Requirements =
Report how many lines of the following entries include the string "Submitted"; respond with the number alone.

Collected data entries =

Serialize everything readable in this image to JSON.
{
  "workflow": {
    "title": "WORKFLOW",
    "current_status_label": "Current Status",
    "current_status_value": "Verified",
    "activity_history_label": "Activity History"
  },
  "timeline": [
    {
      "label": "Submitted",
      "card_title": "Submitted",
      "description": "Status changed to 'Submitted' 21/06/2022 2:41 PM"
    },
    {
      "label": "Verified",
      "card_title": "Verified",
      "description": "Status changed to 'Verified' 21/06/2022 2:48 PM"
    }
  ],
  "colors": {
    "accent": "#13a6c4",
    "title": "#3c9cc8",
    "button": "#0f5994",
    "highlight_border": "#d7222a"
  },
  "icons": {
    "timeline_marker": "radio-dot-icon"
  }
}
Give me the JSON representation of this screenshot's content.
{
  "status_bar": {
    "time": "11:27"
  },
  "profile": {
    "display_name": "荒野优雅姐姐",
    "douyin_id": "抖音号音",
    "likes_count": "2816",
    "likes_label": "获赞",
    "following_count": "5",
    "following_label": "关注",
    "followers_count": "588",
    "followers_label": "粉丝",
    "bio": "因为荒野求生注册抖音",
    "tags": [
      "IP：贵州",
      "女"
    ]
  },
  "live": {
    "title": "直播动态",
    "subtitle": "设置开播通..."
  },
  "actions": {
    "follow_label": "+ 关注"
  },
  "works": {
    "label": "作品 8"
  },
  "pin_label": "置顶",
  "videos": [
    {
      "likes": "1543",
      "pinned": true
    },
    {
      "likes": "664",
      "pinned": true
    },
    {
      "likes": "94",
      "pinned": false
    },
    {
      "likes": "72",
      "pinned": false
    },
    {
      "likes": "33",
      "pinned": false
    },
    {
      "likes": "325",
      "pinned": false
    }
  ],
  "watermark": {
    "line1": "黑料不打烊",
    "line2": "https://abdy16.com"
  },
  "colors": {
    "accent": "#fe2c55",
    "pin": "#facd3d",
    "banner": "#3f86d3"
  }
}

Final result =
3